» **The exercise**
Omit the pictures from the entries below and retype everything else exactly.

» **Items**
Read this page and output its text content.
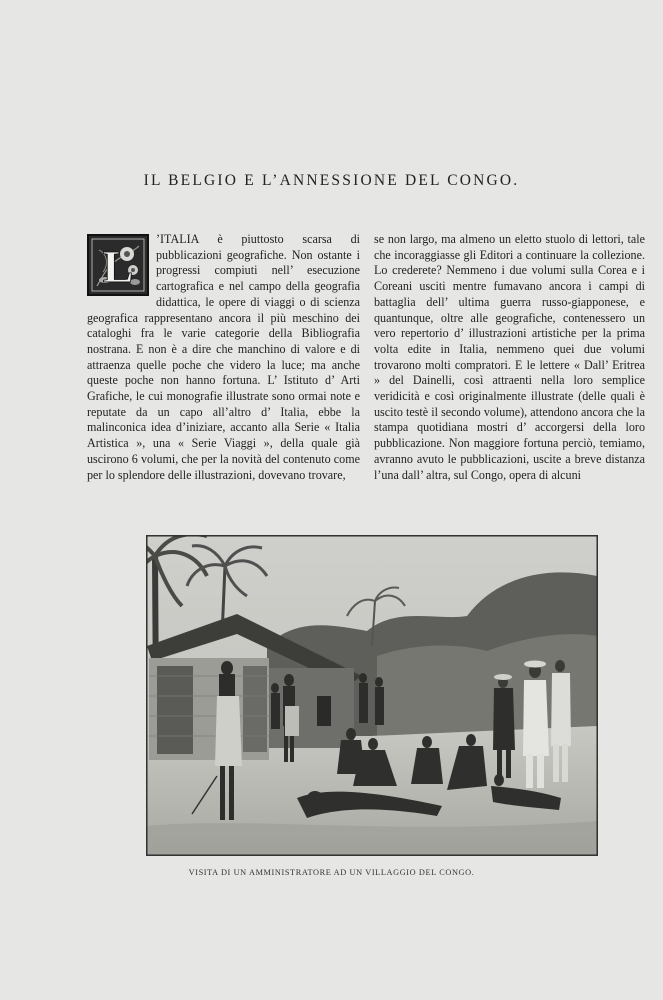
IL BELGIO E L’ANNESSIONE DEL CONGO.
L

’ITALIA è piuttosto scarsa di pubblicazioni geografiche. Non ostante i progressi compiuti nell’ esecuzione cartografica e nel campo della geografia didattica, le opere di viaggi o di scienza geografica rappresentano ancora il più meschino dei cataloghi fra le varie categorie della Bibliografia nostrana. E non è a dire che manchino di valore e di attraenza quelle poche che videro la luce; ma anche queste poche non hanno fortuna. L’ Istituto d’ Arti Grafiche, le cui monografie illustrate sono ormai note e reputate da un capo all’altro d’ Italia, ebbe la malinconica idea d’iniziare, accanto alla Serie « Italia Artistica », una « Serie Viaggi », della quale già uscirono 6 volumi, che per la novità del contenuto come per lo splendore delle illustrazioni, dovevano trovare,

se non largo, ma almeno un eletto stuolo di lettori, tale che incoraggiasse gli Editori a continuare la collezione. Lo crederete? Nemmeno i due volumi sulla Corea e i Coreani usciti mentre fumavano ancora i campi di battaglia dell’ ultima guerra russo-giapponese, e quantunque, oltre alle geografiche, contenessero un vero repertorio d’ illustrazioni artistiche per la prima volta edite in Italia, nemmeno quei due volumi trovarono molti compratori. E le lettere « Dall’ Eritrea » del Dainelli, così attraenti nella loro semplice veridicità e così originalmente illustrate (delle quali è uscito testè il secondo volume), attendono ancora che la stampa quotidiana mostri d’ accorgersi della loro pubblicazione. Non maggiore fortuna perciò, temiamo, avranno avuto le pubblicazioni, uscite a breve distanza l’una dall’ altra, sul Congo, opera di alcuni

VISITA DI UN AMMINISTRATORE AD UN VILLAGGIO DEL CONGO.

» **The solution**
Read this page and output its text content.
IL BELGIO E L’ANNESSIONE DEL CONGO.
L

’ITALIA è piuttosto scarsa di pubblicazioni geografiche. Non ostante i progressi compiuti nell’ esecuzione cartografica e nel campo della geografia didattica, le opere di viaggi o di scienza geografica rappresentano ancora il più meschino dei cataloghi fra le varie categorie della Bibliografia nostrana. E non è a dire che manchino di valore e di attraenza quelle poche che videro la luce; ma anche queste poche non hanno fortuna. L’ Istituto d’ Arti Grafiche, le cui monografie illustrate sono ormai note e reputate da un capo all’altro d’ Italia, ebbe la malinconica idea d’iniziare, accanto alla Serie « Italia Artistica », una « Serie Viaggi », della quale già uscirono 6 volumi, che per la novità del contenuto come per lo splendore delle illustrazioni, dovevano trovare,

se non largo, ma almeno un eletto stuolo di lettori, tale che incoraggiasse gli Editori a continuare la collezione. Lo crederete? Nemmeno i due volumi sulla Corea e i Coreani usciti mentre fumavano ancora i campi di battaglia dell’ ultima guerra russo-giapponese, e quantunque, oltre alle geografiche, contenessero un vero repertorio d’ illustrazioni artistiche per la prima volta edite in Italia, nemmeno quei due volumi trovarono molti compratori. E le lettere « Dall’ Eritrea » del Dainelli, così attraenti nella loro semplice veridicità e così originalmente illustrate (delle quali è uscito testè il secondo volume), attendono ancora che la stampa quotidiana mostri d’ accorgersi della loro pubblicazione. Non maggiore fortuna perciò, temiamo, avranno avuto le pubblicazioni, uscite a breve distanza l’una dall’ altra, sul Congo, opera di alcuni

VISITA DI UN AMMINISTRATORE AD UN VILLAGGIO DEL CONGO.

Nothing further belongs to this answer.